INSTRUCTIONS FOR THE TASK —
Extract each line of the data and write it out again exactly.

SUPPLIED ENTRIES —
+++

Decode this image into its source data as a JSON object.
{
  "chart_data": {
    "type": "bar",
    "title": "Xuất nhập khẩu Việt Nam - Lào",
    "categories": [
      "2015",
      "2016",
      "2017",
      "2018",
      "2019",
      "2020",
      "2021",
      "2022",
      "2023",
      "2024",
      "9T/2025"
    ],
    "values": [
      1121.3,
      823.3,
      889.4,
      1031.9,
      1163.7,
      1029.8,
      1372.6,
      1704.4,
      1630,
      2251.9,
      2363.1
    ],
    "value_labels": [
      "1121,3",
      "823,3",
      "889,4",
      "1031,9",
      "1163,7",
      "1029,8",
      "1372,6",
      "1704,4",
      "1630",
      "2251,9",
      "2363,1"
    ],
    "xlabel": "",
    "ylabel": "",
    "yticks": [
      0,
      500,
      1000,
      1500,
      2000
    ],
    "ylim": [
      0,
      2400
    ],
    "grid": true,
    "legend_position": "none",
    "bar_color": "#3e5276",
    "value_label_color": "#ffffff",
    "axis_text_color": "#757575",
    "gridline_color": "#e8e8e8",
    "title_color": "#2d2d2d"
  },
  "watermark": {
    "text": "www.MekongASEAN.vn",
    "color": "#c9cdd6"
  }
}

+++

RESPONSE —
Decode this image into its source data as a JSON object.
{
  "chart_data": {
    "type": "bar",
    "title": "Xuất nhập khẩu Việt Nam - Lào",
    "categories": [
      "2015",
      "2016",
      "2017",
      "2018",
      "2019",
      "2020",
      "2021",
      "2022",
      "2023",
      "2024",
      "9T/2025"
    ],
    "values": [
      1121.3,
      823.3,
      889.4,
      1031.9,
      1163.7,
      1029.8,
      1372.6,
      1704.4,
      1630,
      2251.9,
      2363.1
    ],
    "value_labels": [
      "1121,3",
      "823,3",
      "889,4",
      "1031,9",
      "1163,7",
      "1029,8",
      "1372,6",
      "1704,4",
      "1630",
      "2251,9",
      "2363,1"
    ],
    "xlabel": "",
    "ylabel": "",
    "yticks": [
      0,
      500,
      1000,
      1500,
      2000
    ],
    "ylim": [
      0,
      2400
    ],
    "grid": true,
    "legend_position": "none",
    "bar_color": "#3e5276",
    "value_label_color": "#ffffff",
    "axis_text_color": "#757575",
    "gridline_color": "#e8e8e8",
    "title_color": "#2d2d2d"
  },
  "watermark": {
    "text": "www.MekongASEAN.vn",
    "color": "#c9cdd6"
  }
}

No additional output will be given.